- WHAT YOU WILL DO
Return the count of lines with the string "title" in them, and nothing else.

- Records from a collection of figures
|---|

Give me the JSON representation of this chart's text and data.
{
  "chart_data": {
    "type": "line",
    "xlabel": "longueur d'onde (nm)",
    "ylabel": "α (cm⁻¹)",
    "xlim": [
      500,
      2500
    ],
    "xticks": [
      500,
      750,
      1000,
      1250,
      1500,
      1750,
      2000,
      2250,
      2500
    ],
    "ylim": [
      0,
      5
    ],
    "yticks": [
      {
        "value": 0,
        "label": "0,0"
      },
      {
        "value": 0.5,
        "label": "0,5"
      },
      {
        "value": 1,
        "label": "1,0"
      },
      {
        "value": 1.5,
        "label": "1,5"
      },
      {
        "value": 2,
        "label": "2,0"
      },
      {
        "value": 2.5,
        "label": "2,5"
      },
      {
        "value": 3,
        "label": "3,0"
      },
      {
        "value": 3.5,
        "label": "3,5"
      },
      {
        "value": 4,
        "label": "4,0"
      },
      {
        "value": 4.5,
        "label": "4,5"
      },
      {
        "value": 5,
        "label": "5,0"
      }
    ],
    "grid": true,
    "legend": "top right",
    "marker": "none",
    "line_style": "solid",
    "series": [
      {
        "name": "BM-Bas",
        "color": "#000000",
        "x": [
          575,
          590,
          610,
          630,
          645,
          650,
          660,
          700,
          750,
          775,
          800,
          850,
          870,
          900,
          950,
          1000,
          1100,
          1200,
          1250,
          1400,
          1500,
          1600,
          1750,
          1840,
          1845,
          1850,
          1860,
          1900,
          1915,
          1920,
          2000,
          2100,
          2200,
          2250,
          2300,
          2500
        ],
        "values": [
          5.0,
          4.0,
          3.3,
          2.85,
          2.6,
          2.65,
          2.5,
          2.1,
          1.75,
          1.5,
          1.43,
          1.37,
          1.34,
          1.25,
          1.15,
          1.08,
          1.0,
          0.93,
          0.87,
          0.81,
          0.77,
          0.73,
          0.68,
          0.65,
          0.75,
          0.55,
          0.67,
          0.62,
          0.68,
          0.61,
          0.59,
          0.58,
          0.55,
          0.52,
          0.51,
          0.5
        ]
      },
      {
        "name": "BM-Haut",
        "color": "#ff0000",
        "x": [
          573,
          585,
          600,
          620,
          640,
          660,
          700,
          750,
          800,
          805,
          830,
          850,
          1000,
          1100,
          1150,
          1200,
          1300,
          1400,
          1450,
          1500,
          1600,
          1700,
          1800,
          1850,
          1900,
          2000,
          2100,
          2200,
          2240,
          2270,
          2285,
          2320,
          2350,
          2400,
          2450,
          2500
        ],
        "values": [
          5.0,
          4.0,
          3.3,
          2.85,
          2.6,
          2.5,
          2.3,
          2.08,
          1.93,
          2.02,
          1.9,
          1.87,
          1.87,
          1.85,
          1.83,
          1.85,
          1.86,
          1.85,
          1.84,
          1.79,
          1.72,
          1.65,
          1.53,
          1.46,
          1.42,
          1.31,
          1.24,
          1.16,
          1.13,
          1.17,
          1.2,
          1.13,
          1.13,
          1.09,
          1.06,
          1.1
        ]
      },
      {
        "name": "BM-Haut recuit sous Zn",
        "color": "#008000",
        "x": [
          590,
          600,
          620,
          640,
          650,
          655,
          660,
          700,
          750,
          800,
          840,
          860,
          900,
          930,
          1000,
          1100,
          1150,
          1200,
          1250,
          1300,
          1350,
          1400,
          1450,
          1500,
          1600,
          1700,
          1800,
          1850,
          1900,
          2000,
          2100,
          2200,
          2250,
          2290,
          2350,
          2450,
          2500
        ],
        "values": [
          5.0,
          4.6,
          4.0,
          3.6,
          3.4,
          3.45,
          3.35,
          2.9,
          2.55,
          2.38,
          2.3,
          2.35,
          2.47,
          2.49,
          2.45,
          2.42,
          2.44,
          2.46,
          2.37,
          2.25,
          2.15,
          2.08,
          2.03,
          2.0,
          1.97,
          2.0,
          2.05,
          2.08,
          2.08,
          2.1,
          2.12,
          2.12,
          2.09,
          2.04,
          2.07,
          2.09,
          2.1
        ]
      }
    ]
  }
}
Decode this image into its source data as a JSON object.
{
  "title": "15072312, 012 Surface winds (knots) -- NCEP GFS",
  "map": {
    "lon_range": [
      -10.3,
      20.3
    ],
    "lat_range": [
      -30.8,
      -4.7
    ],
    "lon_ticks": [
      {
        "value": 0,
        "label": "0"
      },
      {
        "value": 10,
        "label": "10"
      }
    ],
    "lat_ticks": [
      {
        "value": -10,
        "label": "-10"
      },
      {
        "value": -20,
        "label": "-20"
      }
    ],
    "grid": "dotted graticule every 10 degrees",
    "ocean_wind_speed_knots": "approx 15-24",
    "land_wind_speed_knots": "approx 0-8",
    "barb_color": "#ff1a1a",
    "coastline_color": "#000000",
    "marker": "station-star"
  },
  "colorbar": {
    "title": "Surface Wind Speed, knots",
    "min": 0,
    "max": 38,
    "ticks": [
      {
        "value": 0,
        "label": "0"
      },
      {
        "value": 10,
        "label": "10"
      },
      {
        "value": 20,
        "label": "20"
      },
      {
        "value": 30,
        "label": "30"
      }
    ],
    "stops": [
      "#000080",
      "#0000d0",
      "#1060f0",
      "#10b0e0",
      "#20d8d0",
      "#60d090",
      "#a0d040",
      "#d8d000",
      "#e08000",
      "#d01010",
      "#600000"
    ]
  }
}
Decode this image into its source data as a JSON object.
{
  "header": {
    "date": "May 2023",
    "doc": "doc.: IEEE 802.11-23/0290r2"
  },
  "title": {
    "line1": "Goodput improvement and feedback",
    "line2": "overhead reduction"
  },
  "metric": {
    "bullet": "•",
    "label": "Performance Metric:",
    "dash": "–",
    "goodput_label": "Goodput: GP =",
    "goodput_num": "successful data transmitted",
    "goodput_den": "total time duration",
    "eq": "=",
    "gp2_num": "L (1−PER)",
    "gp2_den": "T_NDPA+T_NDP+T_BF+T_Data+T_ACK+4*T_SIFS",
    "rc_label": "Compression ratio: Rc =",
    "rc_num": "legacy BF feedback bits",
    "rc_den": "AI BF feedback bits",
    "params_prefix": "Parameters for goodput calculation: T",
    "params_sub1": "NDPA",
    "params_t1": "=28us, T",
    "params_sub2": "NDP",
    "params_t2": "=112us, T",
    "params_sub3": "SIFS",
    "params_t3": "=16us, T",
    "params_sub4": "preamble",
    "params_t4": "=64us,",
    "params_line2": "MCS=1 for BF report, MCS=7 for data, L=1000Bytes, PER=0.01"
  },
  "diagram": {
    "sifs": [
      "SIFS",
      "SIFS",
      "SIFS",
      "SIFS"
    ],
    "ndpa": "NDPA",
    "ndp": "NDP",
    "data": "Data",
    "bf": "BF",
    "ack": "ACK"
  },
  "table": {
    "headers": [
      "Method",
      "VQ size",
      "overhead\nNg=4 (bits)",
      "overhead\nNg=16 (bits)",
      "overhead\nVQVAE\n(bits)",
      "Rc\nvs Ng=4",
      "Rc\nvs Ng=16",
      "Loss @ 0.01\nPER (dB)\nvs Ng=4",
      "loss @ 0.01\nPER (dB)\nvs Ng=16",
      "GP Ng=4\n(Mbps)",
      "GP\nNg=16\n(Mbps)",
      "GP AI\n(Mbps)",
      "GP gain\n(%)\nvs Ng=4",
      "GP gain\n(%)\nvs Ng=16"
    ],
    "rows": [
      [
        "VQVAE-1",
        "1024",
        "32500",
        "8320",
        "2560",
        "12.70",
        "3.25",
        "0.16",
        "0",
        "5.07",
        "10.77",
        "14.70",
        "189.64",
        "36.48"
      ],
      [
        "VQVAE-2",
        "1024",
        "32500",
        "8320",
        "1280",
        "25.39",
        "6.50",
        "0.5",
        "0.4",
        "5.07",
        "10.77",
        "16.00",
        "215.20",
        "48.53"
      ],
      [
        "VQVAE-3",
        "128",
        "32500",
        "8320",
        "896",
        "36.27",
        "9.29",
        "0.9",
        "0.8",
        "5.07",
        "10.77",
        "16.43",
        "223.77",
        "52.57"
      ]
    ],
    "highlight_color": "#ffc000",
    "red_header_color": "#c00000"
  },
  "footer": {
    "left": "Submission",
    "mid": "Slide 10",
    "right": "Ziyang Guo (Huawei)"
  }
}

|---|

- FULL RESPONSE
3